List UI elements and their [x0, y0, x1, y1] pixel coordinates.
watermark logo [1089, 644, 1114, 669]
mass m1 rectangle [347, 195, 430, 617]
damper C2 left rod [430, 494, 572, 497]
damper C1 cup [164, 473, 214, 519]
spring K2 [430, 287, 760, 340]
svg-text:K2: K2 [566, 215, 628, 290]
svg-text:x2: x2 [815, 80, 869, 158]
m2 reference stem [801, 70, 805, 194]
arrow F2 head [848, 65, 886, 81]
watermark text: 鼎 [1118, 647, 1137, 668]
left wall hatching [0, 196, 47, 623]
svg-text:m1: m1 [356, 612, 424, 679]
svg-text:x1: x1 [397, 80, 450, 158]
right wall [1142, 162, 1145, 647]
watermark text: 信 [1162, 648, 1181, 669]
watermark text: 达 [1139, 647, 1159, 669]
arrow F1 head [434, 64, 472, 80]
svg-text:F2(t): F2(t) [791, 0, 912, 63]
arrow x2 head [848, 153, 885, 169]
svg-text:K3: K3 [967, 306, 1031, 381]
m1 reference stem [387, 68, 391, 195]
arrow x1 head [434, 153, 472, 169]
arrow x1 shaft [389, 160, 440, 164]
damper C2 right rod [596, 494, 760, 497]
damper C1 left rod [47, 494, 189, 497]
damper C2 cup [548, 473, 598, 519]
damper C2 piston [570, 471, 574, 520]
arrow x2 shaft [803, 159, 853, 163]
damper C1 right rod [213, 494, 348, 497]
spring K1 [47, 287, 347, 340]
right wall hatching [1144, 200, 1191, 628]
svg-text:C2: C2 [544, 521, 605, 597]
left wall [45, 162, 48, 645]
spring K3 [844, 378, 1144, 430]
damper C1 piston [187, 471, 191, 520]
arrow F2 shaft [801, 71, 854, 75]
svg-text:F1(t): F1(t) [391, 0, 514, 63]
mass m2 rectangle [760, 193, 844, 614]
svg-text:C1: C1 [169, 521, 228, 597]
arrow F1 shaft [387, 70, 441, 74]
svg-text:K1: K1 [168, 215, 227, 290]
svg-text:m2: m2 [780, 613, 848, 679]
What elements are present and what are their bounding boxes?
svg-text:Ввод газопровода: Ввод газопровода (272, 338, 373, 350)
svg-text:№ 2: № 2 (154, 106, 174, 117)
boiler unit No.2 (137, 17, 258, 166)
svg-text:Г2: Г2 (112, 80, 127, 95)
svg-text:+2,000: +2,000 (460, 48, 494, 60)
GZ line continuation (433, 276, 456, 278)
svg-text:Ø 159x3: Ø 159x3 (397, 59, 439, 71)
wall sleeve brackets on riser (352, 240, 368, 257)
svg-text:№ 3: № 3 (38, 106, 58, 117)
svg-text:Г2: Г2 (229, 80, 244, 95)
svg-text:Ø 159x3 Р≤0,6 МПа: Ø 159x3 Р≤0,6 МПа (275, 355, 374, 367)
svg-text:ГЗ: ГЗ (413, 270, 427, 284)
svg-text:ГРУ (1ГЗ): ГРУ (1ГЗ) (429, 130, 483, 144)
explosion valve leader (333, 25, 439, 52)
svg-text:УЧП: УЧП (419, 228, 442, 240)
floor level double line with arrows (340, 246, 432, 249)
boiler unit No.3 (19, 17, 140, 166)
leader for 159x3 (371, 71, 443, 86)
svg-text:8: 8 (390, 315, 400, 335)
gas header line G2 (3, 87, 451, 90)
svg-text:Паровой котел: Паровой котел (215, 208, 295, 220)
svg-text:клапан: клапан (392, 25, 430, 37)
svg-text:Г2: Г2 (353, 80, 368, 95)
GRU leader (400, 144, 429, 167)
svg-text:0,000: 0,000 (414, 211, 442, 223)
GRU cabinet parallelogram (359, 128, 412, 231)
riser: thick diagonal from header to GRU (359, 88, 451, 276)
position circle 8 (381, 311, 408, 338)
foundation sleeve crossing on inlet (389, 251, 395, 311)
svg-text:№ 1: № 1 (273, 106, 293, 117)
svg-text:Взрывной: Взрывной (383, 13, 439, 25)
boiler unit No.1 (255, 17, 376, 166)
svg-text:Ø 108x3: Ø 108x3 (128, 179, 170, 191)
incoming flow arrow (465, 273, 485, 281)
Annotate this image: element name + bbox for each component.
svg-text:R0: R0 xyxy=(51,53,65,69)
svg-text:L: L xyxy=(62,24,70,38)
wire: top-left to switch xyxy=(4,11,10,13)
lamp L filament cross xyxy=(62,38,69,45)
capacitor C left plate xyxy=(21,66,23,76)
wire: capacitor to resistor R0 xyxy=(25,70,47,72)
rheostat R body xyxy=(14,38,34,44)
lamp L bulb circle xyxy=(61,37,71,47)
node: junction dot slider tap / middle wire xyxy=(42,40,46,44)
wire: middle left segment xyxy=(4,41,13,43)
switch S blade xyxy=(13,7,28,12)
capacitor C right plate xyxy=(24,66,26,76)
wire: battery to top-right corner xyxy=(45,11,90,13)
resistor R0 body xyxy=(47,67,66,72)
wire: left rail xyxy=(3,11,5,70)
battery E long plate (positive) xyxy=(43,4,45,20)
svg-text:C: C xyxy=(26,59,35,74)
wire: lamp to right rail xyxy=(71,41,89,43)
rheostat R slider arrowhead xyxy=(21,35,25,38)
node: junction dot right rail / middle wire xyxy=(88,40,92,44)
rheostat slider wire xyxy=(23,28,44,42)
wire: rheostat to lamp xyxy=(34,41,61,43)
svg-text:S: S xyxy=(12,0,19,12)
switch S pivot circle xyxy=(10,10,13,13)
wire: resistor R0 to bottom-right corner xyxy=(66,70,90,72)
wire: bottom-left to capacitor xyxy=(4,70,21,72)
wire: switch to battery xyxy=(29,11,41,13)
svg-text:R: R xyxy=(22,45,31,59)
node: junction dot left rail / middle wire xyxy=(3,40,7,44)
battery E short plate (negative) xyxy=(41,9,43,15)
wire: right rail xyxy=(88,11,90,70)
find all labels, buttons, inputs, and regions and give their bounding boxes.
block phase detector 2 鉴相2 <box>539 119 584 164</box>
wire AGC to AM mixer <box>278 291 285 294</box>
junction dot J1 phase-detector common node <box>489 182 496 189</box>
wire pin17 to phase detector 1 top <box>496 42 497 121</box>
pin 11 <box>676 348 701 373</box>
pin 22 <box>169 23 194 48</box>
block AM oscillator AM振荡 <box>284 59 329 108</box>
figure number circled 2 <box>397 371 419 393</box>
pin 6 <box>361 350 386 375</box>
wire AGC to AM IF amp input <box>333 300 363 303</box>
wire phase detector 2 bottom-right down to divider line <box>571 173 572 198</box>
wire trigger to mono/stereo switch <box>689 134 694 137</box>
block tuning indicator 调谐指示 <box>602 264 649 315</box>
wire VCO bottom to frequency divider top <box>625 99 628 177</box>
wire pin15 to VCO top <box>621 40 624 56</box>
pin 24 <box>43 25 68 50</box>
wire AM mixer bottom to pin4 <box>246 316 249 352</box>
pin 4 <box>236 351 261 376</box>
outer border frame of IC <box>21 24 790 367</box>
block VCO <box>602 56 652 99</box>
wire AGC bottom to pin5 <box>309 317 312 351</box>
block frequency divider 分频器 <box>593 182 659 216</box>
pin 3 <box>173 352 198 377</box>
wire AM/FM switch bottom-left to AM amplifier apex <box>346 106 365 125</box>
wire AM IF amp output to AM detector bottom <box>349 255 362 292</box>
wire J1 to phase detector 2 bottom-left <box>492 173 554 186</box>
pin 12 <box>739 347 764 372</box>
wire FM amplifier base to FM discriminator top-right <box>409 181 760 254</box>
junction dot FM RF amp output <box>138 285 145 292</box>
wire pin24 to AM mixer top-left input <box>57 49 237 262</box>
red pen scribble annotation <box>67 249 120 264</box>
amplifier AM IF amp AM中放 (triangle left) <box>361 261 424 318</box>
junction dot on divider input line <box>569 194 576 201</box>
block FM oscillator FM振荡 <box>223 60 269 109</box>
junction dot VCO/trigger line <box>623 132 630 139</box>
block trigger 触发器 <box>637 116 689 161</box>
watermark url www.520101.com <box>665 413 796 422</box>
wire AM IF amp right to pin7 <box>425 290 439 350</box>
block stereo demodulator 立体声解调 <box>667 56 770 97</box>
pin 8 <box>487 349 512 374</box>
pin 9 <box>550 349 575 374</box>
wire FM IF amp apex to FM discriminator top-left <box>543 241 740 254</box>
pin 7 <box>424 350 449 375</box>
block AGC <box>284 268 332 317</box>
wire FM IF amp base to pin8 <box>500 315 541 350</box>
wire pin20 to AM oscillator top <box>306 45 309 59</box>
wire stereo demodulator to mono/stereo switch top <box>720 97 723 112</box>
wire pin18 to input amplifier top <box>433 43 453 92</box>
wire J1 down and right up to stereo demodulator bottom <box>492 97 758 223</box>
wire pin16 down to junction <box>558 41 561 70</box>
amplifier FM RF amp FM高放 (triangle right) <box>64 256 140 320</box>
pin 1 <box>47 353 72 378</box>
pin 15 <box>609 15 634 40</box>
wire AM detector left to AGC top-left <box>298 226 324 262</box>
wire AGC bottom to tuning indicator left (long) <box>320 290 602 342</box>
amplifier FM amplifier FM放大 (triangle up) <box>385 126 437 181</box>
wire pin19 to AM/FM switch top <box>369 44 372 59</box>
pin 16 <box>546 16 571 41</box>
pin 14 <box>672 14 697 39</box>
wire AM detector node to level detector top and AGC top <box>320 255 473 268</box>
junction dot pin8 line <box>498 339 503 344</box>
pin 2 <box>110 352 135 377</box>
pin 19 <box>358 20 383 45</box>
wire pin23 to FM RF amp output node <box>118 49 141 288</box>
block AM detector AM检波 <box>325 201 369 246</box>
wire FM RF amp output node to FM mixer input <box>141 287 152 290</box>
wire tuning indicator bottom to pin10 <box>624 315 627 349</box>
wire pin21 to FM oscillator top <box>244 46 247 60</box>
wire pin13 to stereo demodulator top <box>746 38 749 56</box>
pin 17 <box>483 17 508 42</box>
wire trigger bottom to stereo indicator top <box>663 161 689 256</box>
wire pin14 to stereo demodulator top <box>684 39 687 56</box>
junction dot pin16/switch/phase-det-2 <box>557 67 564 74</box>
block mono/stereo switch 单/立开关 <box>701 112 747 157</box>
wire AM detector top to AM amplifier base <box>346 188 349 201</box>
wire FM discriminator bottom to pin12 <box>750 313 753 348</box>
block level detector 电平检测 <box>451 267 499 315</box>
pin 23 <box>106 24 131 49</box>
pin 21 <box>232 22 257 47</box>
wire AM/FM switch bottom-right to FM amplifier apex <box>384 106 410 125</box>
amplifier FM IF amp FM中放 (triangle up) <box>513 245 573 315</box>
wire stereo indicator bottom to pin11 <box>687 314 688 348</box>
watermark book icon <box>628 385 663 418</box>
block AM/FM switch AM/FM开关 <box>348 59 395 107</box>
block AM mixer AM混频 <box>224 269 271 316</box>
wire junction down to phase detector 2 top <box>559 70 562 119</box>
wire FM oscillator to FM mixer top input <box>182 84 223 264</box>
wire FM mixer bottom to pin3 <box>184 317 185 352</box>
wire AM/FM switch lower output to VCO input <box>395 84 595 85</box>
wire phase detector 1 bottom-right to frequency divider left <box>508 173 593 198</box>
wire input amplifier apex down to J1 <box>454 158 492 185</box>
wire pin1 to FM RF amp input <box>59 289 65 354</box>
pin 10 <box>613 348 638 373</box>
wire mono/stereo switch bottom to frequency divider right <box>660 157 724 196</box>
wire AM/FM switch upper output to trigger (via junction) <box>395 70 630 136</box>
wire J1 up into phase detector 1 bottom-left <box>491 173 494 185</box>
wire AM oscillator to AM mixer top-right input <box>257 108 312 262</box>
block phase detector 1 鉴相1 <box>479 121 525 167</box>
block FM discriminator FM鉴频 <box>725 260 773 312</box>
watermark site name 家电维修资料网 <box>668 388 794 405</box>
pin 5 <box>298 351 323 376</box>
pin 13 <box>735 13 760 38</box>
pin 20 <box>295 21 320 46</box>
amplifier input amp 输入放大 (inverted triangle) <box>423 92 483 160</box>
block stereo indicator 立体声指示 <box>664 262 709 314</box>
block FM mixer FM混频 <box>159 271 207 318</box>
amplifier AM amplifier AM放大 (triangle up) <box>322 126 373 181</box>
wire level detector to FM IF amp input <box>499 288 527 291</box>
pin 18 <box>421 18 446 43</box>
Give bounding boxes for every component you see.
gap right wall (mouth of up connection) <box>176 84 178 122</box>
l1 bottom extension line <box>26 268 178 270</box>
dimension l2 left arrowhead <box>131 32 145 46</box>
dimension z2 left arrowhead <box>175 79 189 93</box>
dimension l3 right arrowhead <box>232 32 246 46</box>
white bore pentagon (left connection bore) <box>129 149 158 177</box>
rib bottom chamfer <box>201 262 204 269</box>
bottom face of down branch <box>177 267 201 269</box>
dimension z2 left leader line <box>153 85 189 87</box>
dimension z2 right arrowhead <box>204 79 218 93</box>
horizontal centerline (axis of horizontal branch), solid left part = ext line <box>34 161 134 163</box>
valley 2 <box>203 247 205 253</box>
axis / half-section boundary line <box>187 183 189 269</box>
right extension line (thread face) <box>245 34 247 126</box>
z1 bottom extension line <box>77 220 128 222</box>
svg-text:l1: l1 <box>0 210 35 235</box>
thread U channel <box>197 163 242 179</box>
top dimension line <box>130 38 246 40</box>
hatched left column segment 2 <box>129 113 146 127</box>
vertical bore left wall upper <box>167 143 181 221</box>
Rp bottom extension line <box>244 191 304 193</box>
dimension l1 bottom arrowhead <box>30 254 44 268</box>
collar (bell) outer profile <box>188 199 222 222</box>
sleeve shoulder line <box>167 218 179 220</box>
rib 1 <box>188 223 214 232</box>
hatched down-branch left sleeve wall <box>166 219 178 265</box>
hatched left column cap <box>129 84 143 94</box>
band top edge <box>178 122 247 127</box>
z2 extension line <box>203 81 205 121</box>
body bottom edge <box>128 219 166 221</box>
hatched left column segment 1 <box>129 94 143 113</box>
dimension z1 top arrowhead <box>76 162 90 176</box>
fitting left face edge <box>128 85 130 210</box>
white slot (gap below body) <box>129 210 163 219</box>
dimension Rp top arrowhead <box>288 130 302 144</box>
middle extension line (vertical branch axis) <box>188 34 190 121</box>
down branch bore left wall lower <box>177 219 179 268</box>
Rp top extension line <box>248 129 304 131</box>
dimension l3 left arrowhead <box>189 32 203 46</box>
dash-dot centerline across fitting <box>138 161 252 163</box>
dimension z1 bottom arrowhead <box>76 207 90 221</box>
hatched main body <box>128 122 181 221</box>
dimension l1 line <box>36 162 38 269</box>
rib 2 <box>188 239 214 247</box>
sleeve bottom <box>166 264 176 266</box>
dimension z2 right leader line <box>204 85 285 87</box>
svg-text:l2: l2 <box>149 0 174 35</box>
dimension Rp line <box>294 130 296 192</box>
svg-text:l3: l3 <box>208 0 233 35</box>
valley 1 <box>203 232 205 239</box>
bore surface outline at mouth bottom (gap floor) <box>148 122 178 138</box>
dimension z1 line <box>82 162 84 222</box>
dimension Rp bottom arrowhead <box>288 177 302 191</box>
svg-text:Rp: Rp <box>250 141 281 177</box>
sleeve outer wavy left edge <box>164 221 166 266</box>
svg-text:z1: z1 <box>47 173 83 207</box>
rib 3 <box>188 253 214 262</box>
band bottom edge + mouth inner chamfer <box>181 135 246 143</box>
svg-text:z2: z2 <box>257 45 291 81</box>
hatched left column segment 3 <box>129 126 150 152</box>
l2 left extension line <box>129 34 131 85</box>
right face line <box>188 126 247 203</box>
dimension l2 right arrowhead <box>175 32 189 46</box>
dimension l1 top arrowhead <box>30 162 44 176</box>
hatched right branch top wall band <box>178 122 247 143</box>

·····

• Qué hacer: Actualiza los registros desde el inicio hasta la línea con "svg-text:K2: K2 [566, 215, 628, 290]", incluida esta, sustituyendo "damper" por "amortiguador" sin alterar nada más. Presenta únicamente esas líneas.

• Respuesta:
List UI elements and their [x0, y0, x1, y1] pixel coordinates.
watermark logo [1089, 644, 1114, 669]
mass m1 rectangle [347, 195, 430, 617]
amortiguador C2 left rod [430, 494, 572, 497]
amortiguador C1 cup [164, 473, 214, 519]
spring K2 [430, 287, 760, 340]
svg-text:K2: K2 [566, 215, 628, 290]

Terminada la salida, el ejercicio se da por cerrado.